### What the exercise asks
Search the listing below for the string "Percentage" and copy every line where it occurs.

### Records for this exercise

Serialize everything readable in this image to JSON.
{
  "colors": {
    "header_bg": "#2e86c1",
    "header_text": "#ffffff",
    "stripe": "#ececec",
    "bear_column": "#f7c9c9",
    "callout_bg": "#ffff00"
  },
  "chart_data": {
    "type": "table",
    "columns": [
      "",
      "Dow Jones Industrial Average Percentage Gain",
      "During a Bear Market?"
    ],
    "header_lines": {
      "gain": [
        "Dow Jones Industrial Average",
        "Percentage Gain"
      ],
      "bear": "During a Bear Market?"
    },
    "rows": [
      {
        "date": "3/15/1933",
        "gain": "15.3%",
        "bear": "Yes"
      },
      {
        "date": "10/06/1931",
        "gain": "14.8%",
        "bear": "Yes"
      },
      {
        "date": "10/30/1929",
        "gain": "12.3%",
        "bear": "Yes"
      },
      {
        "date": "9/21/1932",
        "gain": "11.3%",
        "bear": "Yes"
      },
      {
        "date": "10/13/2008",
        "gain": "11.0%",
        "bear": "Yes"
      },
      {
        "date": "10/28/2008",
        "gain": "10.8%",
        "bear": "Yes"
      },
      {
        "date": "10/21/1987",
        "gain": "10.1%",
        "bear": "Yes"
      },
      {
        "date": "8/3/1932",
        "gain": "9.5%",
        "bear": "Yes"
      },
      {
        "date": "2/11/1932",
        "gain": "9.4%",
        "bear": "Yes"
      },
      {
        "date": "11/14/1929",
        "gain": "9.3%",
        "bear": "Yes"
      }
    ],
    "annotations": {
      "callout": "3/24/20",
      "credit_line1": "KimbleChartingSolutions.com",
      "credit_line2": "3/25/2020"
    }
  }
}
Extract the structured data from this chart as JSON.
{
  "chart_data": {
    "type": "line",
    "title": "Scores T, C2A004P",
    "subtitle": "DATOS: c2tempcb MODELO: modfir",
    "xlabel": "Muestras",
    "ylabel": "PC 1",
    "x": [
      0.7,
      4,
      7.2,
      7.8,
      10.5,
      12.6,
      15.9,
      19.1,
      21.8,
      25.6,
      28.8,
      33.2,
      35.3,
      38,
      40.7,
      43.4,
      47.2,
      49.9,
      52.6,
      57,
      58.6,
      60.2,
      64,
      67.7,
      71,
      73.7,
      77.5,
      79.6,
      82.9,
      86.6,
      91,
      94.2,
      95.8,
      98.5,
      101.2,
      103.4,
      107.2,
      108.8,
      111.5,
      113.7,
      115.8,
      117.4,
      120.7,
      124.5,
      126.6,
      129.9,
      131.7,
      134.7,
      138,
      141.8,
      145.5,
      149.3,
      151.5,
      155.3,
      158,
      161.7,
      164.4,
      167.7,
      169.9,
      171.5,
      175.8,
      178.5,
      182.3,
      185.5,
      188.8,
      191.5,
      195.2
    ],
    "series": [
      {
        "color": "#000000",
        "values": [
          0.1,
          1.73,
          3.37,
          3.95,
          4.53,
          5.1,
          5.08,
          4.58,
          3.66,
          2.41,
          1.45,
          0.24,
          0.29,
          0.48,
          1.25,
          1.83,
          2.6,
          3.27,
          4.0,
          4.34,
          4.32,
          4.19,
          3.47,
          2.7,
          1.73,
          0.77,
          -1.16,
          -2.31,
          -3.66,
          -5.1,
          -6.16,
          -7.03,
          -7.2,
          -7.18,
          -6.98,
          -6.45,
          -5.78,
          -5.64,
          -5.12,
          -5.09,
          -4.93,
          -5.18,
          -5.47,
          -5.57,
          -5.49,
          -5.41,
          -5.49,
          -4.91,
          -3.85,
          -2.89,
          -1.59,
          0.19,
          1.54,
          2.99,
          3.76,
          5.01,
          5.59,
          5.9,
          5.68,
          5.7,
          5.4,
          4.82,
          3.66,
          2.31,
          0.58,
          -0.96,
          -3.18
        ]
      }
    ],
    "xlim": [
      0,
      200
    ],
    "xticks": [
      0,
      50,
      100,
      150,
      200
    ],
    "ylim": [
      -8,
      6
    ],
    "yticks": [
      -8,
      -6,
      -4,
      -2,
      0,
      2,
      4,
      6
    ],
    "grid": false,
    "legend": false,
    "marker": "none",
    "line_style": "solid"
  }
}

### Right answer
      "Dow Jones Industrial Average Percentage Gain",
        "Percentage Gain"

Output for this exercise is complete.